• Short task
Reproduce each line that includes the word "Pfeil".

==== Records for the task

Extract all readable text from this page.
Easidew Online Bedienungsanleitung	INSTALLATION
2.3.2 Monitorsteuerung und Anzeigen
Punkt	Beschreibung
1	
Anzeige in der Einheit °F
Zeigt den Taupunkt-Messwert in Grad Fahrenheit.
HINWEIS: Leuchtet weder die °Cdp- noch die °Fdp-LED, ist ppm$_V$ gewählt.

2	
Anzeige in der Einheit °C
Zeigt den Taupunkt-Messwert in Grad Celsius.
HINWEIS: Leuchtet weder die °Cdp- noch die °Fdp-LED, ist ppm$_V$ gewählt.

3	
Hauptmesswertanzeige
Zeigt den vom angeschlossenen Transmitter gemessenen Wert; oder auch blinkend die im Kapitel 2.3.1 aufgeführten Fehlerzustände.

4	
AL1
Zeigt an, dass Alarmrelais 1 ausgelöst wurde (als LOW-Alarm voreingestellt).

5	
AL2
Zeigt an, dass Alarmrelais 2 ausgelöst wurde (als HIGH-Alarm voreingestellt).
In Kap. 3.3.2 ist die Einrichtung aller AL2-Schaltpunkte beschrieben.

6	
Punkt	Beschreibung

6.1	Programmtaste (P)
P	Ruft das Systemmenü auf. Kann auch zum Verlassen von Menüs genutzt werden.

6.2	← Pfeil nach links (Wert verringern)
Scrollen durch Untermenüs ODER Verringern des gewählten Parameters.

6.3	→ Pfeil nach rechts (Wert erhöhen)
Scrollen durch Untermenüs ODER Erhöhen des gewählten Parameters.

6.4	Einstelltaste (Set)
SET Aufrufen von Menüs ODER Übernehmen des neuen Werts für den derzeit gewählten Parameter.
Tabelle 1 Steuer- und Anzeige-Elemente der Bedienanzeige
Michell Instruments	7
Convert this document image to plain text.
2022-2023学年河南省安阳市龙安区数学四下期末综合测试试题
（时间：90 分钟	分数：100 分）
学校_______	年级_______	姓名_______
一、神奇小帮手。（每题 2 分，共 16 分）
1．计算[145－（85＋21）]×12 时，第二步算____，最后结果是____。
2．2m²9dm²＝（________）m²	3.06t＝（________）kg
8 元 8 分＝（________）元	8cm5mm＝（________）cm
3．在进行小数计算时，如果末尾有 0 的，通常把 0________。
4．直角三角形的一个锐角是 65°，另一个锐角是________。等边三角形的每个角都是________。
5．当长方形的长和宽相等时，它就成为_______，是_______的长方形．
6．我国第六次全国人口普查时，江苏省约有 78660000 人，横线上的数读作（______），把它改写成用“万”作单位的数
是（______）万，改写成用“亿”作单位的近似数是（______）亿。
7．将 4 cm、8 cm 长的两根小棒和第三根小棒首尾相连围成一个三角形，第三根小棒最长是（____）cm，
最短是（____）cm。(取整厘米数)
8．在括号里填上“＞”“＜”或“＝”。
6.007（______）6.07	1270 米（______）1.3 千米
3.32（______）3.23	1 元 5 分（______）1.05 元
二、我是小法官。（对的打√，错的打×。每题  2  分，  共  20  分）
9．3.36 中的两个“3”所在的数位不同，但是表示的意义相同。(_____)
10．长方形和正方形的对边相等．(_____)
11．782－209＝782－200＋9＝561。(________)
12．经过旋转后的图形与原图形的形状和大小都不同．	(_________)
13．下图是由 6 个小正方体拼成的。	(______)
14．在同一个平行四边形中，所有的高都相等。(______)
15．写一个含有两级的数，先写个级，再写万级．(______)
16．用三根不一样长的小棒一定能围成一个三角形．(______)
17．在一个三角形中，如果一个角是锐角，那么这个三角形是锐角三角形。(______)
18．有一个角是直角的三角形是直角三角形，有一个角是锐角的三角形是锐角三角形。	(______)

========

• Response
6.2	← Pfeil nach links (Wert verringern)
6.3	→ Pfeil nach rechts (Wert erhöhen)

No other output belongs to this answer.